OBJECTIVE: Copy the data that follows exactly. Include no pictures.
───── DATA SECTION
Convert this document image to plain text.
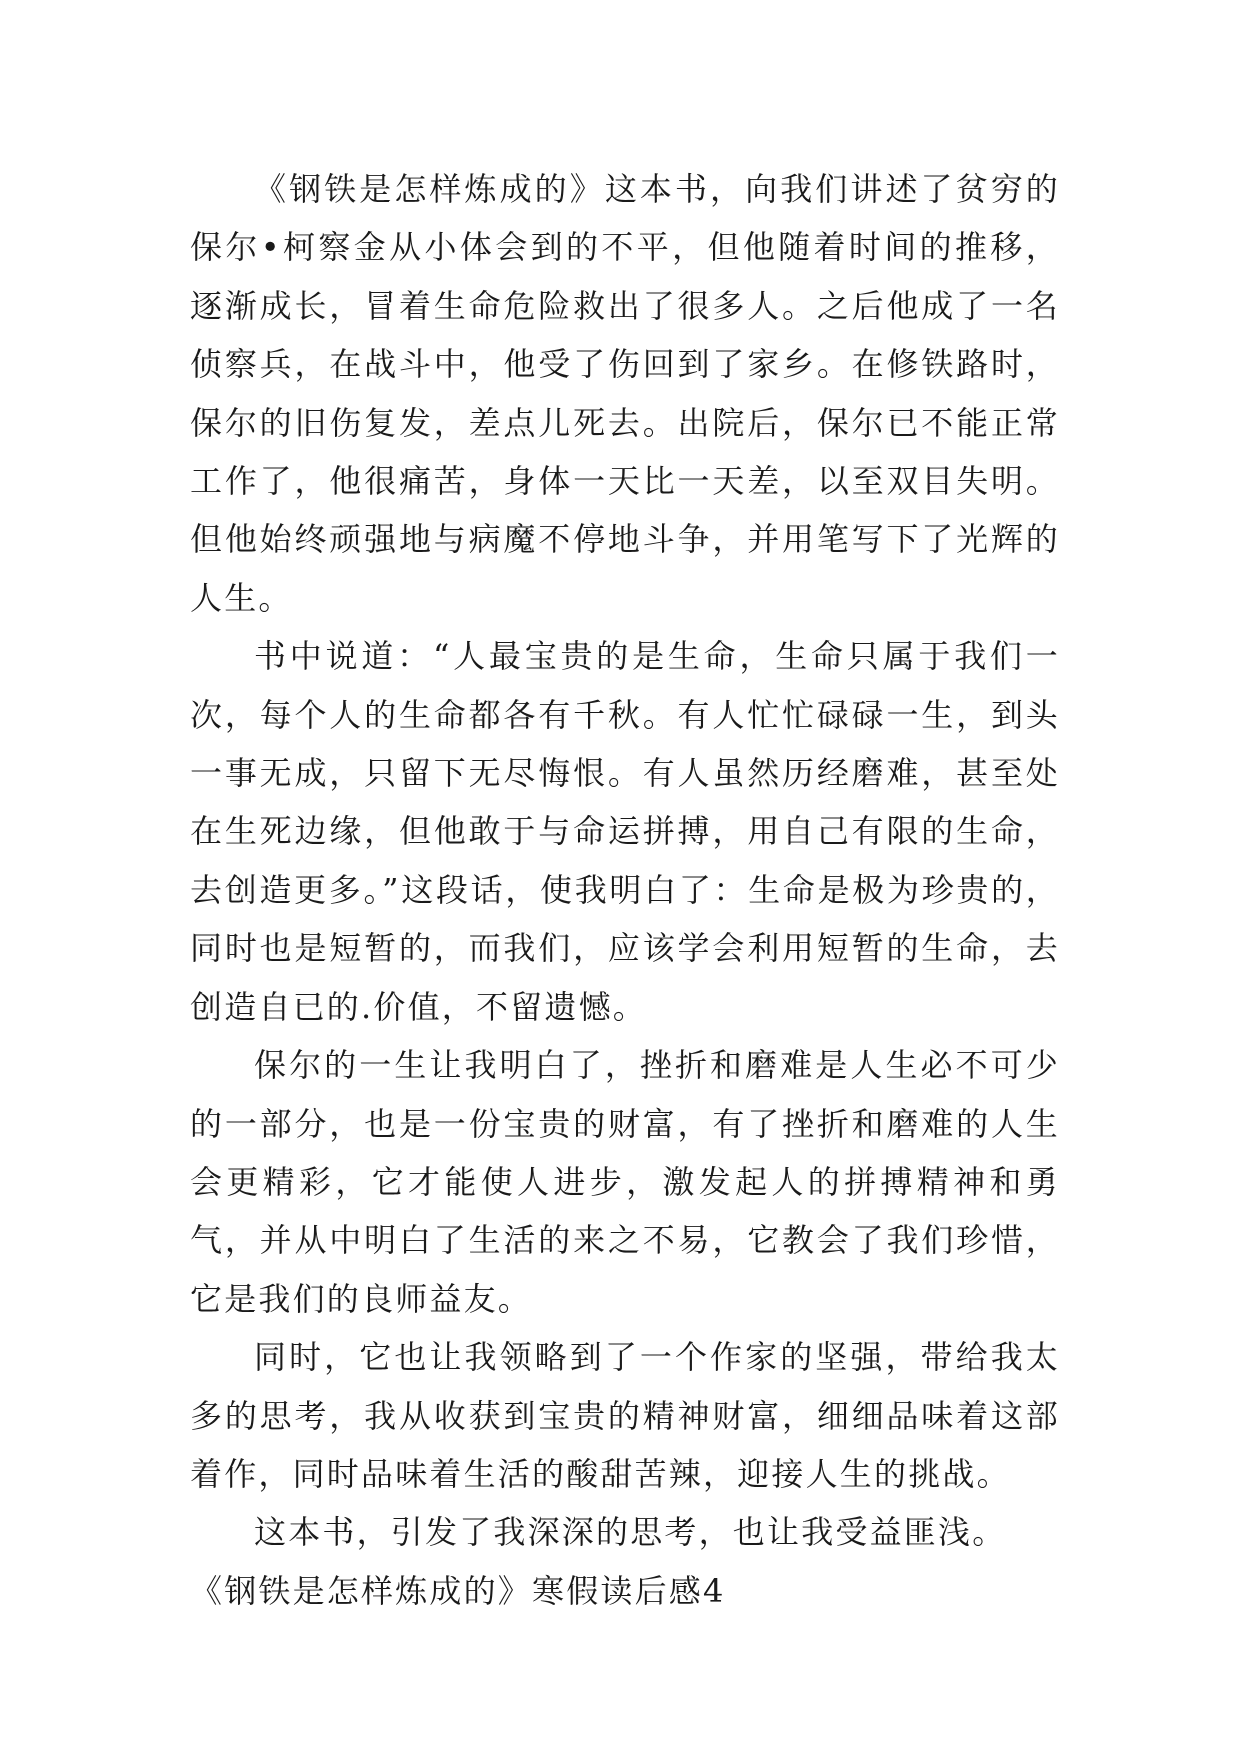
《钢铁是怎样炼成的》这本书，向我们讲述了贫穷的保尔•柯察金从小体会到的不平，但他随着时间的推移，逐渐成长，冒着生命危险救出了很多人。之后他成了一名侦察兵，在战斗中，他受了伤回到了家乡。在修铁路时，保尔的旧伤复发，差点儿死去。出院后，保尔已不能正常工作了，他很痛苦，身体一天比一天差，以至双目失明。但他始终顽强地与病魔不停地斗争，并用笔写下了光辉的人生。

书中说道：“人最宝贵的是生命，生命只属于我们一次，每个人的生命都各有千秋。有人忙忙碌碌一生，到头一事无成，只留下无尽悔恨。有人虽然历经磨难，甚至处在生死边缘，但他敢于与命运拼搏，用自己有限的生命，去创造更多。”这段话，使我明白了：生命是极为珍贵的，同时也是短暂的，而我们，应该学会利用短暂的生命，去创造自已的.价值，不留遗憾。

保尔的一生让我明白了，挫折和磨难是人生必不可少的一部分，也是一份宝贵的财富，有了挫折和磨难的人生会更精彩，它才能使人进步，激发起人的拼搏精神和勇气，并从中明白了生活的来之不易，它教会了我们珍惜，它是我们的良师益友。

同时，它也让我领略到了一个作家的坚强，带给我太多的思考，我从收获到宝贵的精神财富，细细品味着这部着作，同时品味着生活的酸甜苦辣，迎接人生的挑战。

这本书，引发了我深深的思考，也让我受益匪浅。

《钢铁是怎样炼成的》寒假读后感4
──────────
EXERCISE RESULT:
Convert this document image to plain text.
《钢铁是怎样炼成的》这本书，向我们讲述了贫穷的保尔•柯察金从小体会到的不平，但他随着时间的推移，逐渐成长，冒着生命危险救出了很多人。之后他成了一名侦察兵，在战斗中，他受了伤回到了家乡。在修铁路时，保尔的旧伤复发，差点儿死去。出院后，保尔已不能正常工作了，他很痛苦，身体一天比一天差，以至双目失明。但他始终顽强地与病魔不停地斗争，并用笔写下了光辉的人生。

书中说道：“人最宝贵的是生命，生命只属于我们一次，每个人的生命都各有千秋。有人忙忙碌碌一生，到头一事无成，只留下无尽悔恨。有人虽然历经磨难，甚至处在生死边缘，但他敢于与命运拼搏，用自己有限的生命，去创造更多。”这段话，使我明白了：生命是极为珍贵的，同时也是短暂的，而我们，应该学会利用短暂的生命，去创造自已的.价值，不留遗憾。

保尔的一生让我明白了，挫折和磨难是人生必不可少的一部分，也是一份宝贵的财富，有了挫折和磨难的人生会更精彩，它才能使人进步，激发起人的拼搏精神和勇气，并从中明白了生活的来之不易，它教会了我们珍惜，它是我们的良师益友。

同时，它也让我领略到了一个作家的坚强，带给我太多的思考，我从收获到宝贵的精神财富，细细品味着这部着作，同时品味着生活的酸甜苦辣，迎接人生的挑战。

这本书，引发了我深深的思考，也让我受益匪浅。

《钢铁是怎样炼成的》寒假读后感4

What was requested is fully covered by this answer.